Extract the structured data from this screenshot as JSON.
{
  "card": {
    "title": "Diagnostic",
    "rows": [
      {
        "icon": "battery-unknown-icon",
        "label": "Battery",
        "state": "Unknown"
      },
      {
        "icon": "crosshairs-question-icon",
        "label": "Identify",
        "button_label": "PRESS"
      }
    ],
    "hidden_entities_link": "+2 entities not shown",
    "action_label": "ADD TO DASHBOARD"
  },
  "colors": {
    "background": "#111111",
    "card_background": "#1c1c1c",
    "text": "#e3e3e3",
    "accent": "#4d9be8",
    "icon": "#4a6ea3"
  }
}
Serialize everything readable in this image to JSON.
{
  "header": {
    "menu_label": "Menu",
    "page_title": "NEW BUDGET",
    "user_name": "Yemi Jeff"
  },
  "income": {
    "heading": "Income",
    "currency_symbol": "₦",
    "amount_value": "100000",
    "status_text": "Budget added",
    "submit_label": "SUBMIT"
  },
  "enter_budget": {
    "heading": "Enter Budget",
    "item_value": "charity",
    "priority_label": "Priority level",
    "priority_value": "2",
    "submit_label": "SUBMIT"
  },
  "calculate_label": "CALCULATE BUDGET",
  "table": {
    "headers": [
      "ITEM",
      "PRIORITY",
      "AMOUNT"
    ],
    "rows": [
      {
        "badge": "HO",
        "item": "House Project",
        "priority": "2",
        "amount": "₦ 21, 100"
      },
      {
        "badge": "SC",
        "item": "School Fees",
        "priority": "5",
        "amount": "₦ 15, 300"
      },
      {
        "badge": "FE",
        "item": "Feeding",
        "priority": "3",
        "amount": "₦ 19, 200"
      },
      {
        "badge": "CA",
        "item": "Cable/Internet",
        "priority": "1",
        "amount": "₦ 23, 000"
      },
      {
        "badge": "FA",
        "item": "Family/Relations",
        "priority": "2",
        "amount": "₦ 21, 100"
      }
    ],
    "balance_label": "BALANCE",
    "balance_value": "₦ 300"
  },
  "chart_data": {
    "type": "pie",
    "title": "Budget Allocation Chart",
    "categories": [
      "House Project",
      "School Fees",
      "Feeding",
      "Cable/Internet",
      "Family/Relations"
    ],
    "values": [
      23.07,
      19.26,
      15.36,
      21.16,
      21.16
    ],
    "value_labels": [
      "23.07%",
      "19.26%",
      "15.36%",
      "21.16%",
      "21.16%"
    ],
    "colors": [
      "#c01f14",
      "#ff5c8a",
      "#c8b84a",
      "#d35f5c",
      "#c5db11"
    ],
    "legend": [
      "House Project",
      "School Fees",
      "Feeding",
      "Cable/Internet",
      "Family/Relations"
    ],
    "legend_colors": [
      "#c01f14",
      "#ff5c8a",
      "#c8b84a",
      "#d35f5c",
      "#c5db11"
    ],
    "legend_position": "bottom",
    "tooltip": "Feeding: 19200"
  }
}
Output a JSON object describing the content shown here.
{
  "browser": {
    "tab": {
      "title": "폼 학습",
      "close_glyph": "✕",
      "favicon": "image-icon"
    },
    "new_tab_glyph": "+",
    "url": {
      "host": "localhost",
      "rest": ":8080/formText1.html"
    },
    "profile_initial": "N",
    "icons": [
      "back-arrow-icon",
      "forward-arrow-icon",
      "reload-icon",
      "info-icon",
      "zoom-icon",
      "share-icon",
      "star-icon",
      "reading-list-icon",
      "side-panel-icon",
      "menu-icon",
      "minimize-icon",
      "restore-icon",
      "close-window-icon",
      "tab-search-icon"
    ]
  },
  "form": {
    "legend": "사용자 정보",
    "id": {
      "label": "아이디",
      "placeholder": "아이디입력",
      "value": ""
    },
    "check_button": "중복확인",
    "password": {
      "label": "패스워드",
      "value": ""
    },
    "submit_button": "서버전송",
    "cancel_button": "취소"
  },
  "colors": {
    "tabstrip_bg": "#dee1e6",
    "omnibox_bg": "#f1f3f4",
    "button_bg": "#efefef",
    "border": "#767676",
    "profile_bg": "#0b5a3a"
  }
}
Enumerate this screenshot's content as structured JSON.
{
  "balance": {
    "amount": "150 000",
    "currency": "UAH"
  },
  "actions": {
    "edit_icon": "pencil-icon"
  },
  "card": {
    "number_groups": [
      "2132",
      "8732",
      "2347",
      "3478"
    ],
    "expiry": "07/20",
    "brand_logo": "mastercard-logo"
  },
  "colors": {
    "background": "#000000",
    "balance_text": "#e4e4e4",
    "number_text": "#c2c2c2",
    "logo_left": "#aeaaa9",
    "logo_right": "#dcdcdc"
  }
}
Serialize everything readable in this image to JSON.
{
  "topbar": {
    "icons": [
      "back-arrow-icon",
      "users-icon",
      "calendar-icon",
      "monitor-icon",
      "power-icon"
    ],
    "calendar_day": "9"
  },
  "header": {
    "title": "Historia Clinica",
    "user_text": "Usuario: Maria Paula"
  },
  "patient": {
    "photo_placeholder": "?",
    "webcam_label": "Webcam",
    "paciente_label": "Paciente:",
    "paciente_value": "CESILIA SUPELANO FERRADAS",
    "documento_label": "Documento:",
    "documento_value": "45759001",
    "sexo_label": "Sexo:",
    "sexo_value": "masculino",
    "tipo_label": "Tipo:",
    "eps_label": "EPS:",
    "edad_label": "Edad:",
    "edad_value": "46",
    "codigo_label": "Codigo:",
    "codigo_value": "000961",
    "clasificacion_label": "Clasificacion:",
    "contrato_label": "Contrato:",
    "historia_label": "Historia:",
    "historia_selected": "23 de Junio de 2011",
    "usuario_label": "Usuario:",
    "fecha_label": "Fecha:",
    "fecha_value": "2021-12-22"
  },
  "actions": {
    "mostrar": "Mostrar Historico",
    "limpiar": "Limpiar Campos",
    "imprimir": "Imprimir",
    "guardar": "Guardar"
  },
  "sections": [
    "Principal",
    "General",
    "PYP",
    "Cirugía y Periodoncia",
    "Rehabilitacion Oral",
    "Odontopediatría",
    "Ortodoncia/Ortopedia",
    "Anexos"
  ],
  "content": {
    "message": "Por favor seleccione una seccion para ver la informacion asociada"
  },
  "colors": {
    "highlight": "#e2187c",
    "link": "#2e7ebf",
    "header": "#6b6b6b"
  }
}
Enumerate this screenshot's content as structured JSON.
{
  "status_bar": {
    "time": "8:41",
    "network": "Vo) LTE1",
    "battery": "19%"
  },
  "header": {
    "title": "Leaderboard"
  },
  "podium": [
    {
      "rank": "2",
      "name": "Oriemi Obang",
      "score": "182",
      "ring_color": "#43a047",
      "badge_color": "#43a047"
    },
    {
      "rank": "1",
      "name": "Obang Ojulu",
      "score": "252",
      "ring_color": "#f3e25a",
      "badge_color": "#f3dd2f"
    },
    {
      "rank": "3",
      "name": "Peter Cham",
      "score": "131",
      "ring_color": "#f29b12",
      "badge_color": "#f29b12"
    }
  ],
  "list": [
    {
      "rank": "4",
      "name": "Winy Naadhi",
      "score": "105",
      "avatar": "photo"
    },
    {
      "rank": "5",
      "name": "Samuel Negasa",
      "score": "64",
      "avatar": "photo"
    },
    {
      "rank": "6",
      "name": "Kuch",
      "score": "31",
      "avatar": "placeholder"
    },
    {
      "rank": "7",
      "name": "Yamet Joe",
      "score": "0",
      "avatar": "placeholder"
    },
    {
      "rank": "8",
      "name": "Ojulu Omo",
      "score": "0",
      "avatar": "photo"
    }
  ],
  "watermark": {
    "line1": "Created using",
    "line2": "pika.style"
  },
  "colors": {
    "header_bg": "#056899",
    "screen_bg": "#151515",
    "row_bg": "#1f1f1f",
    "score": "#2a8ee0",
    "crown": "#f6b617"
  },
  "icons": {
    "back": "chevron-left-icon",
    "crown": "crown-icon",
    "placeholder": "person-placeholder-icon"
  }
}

* EXERCISE DIRECTIONS *
Determine how many lines of this listing contain "content", and give only the number.

* REPLY TO THE EXERCISE *
4